_GOAL_
Here are some records. Copy each one exactly.

-- START OF INPUT ROWS --

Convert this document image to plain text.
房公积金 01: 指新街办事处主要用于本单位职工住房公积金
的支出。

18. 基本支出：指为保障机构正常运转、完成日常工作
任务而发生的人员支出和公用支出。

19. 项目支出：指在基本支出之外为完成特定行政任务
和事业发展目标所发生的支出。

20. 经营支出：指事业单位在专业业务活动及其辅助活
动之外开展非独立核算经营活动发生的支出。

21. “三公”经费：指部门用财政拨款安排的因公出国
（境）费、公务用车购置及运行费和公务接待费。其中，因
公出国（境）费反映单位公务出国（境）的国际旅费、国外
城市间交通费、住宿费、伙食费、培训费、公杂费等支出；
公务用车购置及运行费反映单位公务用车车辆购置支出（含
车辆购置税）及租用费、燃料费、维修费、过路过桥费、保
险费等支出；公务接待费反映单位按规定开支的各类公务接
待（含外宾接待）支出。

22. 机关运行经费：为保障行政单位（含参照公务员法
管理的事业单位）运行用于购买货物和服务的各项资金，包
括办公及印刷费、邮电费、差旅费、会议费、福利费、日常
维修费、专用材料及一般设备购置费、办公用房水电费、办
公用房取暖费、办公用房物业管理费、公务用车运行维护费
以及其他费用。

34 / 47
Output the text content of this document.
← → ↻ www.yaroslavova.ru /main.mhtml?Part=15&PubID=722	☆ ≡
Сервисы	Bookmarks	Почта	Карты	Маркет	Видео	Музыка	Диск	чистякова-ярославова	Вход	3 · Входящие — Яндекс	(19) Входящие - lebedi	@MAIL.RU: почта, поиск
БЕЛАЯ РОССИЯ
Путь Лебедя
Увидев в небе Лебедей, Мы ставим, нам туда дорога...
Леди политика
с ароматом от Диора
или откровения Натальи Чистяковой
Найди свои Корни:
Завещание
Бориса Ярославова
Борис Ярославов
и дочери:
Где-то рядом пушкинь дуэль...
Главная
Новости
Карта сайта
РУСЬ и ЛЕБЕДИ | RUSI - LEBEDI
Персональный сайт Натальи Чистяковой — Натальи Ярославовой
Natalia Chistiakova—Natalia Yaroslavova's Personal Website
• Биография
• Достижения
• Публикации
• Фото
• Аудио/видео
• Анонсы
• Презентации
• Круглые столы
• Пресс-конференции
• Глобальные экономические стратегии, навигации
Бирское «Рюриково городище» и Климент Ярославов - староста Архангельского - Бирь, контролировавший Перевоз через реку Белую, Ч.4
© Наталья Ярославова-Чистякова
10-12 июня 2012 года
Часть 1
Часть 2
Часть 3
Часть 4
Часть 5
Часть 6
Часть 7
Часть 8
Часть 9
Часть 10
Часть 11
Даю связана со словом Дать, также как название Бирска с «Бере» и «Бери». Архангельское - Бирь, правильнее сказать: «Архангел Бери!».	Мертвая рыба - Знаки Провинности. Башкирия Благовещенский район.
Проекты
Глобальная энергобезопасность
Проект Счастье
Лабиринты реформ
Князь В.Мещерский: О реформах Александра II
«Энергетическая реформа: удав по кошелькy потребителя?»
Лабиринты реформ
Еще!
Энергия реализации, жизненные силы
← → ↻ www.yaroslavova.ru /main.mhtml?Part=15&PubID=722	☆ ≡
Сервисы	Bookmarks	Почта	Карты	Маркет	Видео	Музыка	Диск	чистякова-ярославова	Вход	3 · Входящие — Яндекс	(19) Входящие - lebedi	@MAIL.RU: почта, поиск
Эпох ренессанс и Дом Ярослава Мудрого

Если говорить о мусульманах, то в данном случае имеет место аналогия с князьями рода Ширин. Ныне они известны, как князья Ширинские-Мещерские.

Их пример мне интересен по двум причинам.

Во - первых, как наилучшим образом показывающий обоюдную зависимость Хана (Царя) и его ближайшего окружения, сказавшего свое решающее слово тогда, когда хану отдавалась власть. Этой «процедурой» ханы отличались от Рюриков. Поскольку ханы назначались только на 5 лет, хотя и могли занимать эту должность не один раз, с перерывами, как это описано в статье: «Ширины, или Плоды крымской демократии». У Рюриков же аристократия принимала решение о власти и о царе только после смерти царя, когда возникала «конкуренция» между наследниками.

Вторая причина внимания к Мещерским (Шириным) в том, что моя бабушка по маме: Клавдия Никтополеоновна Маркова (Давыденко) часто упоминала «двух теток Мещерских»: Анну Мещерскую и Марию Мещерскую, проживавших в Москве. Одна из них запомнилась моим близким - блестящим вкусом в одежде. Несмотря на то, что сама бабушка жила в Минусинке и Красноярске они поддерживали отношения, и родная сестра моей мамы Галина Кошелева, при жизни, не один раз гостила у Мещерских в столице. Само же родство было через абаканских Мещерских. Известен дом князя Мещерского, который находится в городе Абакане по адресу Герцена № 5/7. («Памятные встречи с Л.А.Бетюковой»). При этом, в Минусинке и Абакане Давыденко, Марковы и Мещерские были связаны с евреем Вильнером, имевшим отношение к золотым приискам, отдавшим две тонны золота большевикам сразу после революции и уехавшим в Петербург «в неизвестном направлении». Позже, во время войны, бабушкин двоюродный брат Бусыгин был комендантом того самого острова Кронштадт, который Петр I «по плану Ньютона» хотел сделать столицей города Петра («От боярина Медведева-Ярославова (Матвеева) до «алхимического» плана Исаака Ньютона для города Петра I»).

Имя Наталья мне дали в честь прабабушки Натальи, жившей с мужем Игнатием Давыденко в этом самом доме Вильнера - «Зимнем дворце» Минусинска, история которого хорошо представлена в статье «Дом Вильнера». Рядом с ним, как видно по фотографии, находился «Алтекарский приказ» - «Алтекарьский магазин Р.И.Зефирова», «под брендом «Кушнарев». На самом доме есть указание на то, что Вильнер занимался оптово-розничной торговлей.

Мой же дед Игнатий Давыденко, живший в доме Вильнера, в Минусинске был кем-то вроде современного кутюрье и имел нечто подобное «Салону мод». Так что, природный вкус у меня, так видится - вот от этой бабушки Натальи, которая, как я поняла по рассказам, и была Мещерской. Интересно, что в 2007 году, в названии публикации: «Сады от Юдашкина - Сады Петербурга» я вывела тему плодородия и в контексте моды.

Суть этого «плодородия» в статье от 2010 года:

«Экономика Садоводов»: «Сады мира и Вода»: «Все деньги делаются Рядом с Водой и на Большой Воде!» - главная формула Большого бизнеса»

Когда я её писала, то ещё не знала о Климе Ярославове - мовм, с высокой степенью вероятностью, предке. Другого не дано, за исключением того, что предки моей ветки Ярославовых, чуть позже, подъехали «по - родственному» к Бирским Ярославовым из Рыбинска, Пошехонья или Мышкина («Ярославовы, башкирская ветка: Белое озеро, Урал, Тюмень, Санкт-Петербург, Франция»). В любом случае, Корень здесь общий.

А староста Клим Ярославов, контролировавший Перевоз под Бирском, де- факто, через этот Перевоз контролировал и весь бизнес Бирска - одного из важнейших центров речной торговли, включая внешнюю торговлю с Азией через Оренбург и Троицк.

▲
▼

-- END OF INPUT ROWS --

_FINISHED ANSWER_
Convert this document image to plain text.
房公积金 01: 指新街办事处主要用于本单位职工住房公积金
的支出。

18. 基本支出：指为保障机构正常运转、完成日常工作
任务而发生的人员支出和公用支出。

19. 项目支出：指在基本支出之外为完成特定行政任务
和事业发展目标所发生的支出。

20. 经营支出：指事业单位在专业业务活动及其辅助活
动之外开展非独立核算经营活动发生的支出。

21. “三公”经费：指部门用财政拨款安排的因公出国
（境）费、公务用车购置及运行费和公务接待费。其中，因
公出国（境）费反映单位公务出国（境）的国际旅费、国外
城市间交通费、住宿费、伙食费、培训费、公杂费等支出；
公务用车购置及运行费反映单位公务用车车辆购置支出（含
车辆购置税）及租用费、燃料费、维修费、过路过桥费、保
险费等支出；公务接待费反映单位按规定开支的各类公务接
待（含外宾接待）支出。

22. 机关运行经费：为保障行政单位（含参照公务员法
管理的事业单位）运行用于购买货物和服务的各项资金，包
括办公及印刷费、邮电费、差旅费、会议费、福利费、日常
维修费、专用材料及一般设备购置费、办公用房水电费、办
公用房取暖费、办公用房物业管理费、公务用车运行维护费
以及其他费用。

34 / 47
Output the text content of this document.
← → ↻ www.yaroslavova.ru /main.mhtml?Part=15&PubID=722	☆ ≡
Сервисы	Bookmarks	Почта	Карты	Маркет	Видео	Музыка	Диск	чистякова-ярославова	Вход	3 · Входящие — Яндекс	(19) Входящие - lebedi	@MAIL.RU: почта, поиск
БЕЛАЯ РОССИЯ
Путь Лебедя
Увидев в небе Лебедей, Мы ставим, нам туда дорога...
Леди политика
с ароматом от Диора
или откровения Натальи Чистяковой
Найди свои Корни:
Завещание
Бориса Ярославова
Борис Ярославов
и дочери:
Где-то рядом пушкинь дуэль...
Главная
Новости
Карта сайта
РУСЬ и ЛЕБЕДИ | RUSI - LEBEDI
Персональный сайт Натальи Чистяковой — Натальи Ярославовой
Natalia Chistiakova—Natalia Yaroslavova's Personal Website
• Биография
• Достижения
• Публикации
• Фото
• Аудио/видео
• Анонсы
• Презентации
• Круглые столы
• Пресс-конференции
• Глобальные экономические стратегии, навигации
Бирское «Рюриково городище» и Климент Ярославов - староста Архангельского - Бирь, контролировавший Перевоз через реку Белую, Ч.4
© Наталья Ярославова-Чистякова
10-12 июня 2012 года
Часть 1
Часть 2
Часть 3
Часть 4
Часть 5
Часть 6
Часть 7
Часть 8
Часть 9
Часть 10
Часть 11
Даю связана со словом Дать, также как название Бирска с «Бере» и «Бери». Архангельское - Бирь, правильнее сказать: «Архангел Бери!».	Мертвая рыба - Знаки Провинности. Башкирия Благовещенский район.
Проекты
Глобальная энергобезопасность
Проект Счастье
Лабиринты реформ
Князь В.Мещерский: О реформах Александра II
«Энергетическая реформа: удав по кошелькy потребителя?»
Лабиринты реформ
Еще!
Энергия реализации, жизненные силы
← → ↻ www.yaroslavova.ru /main.mhtml?Part=15&PubID=722	☆ ≡
Сервисы	Bookmarks	Почта	Карты	Маркет	Видео	Музыка	Диск	чистякова-ярославова	Вход	3 · Входящие — Яндекс	(19) Входящие - lebedi	@MAIL.RU: почта, поиск
Эпох ренессанс и Дом Ярослава Мудрого

Если говорить о мусульманах, то в данном случае имеет место аналогия с князьями рода Ширин. Ныне они известны, как князья Ширинские-Мещерские.

Их пример мне интересен по двум причинам.

Во - первых, как наилучшим образом показывающий обоюдную зависимость Хана (Царя) и его ближайшего окружения, сказавшего свое решающее слово тогда, когда хану отдавалась власть. Этой «процедурой» ханы отличались от Рюриков. Поскольку ханы назначались только на 5 лет, хотя и могли занимать эту должность не один раз, с перерывами, как это описано в статье: «Ширины, или Плоды крымской демократии». У Рюриков же аристократия принимала решение о власти и о царе только после смерти царя, когда возникала «конкуренция» между наследниками.

Вторая причина внимания к Мещерским (Шириным) в том, что моя бабушка по маме: Клавдия Никтополеоновна Маркова (Давыденко) часто упоминала «двух теток Мещерских»: Анну Мещерскую и Марию Мещерскую, проживавших в Москве. Одна из них запомнилась моим близким - блестящим вкусом в одежде. Несмотря на то, что сама бабушка жила в Минусинке и Красноярске они поддерживали отношения, и родная сестра моей мамы Галина Кошелева, при жизни, не один раз гостила у Мещерских в столице. Само же родство было через абаканских Мещерских. Известен дом князя Мещерского, который находится в городе Абакане по адресу Герцена № 5/7. («Памятные встречи с Л.А.Бетюковой»). При этом, в Минусинке и Абакане Давыденко, Марковы и Мещерские были связаны с евреем Вильнером, имевшим отношение к золотым приискам, отдавшим две тонны золота большевикам сразу после революции и уехавшим в Петербург «в неизвестном направлении». Позже, во время войны, бабушкин двоюродный брат Бусыгин был комендантом того самого острова Кронштадт, который Петр I «по плану Ньютона» хотел сделать столицей города Петра («От боярина Медведева-Ярославова (Матвеева) до «алхимического» плана Исаака Ньютона для города Петра I»).

Имя Наталья мне дали в честь прабабушки Натальи, жившей с мужем Игнатием Давыденко в этом самом доме Вильнера - «Зимнем дворце» Минусинска, история которого хорошо представлена в статье «Дом Вильнера». Рядом с ним, как видно по фотографии, находился «Алтекарский приказ» - «Алтекарьский магазин Р.И.Зефирова», «под брендом «Кушнарев». На самом доме есть указание на то, что Вильнер занимался оптово-розничной торговлей.

Мой же дед Игнатий Давыденко, живший в доме Вильнера, в Минусинске был кем-то вроде современного кутюрье и имел нечто подобное «Салону мод». Так что, природный вкус у меня, так видится - вот от этой бабушки Натальи, которая, как я поняла по рассказам, и была Мещерской. Интересно, что в 2007 году, в названии публикации: «Сады от Юдашкина - Сады Петербурга» я вывела тему плодородия и в контексте моды.

Суть этого «плодородия» в статье от 2010 года:

«Экономика Садоводов»: «Сады мира и Вода»: «Все деньги делаются Рядом с Водой и на Большой Воде!» - главная формула Большого бизнеса»

Когда я её писала, то ещё не знала о Климе Ярославове - мовм, с высокой степенью вероятностью, предке. Другого не дано, за исключением того, что предки моей ветки Ярославовых, чуть позже, подъехали «по - родственному» к Бирским Ярославовым из Рыбинска, Пошехонья или Мышкина («Ярославовы, башкирская ветка: Белое озеро, Урал, Тюмень, Санкт-Петербург, Франция»). В любом случае, Корень здесь общий.

А староста Клим Ярославов, контролировавший Перевоз под Бирском, де- факто, через этот Перевоз контролировал и весь бизнес Бирска - одного из важнейших центров речной торговли, включая внешнюю торговлю с Азией через Оренбург и Троицк.

▲
▼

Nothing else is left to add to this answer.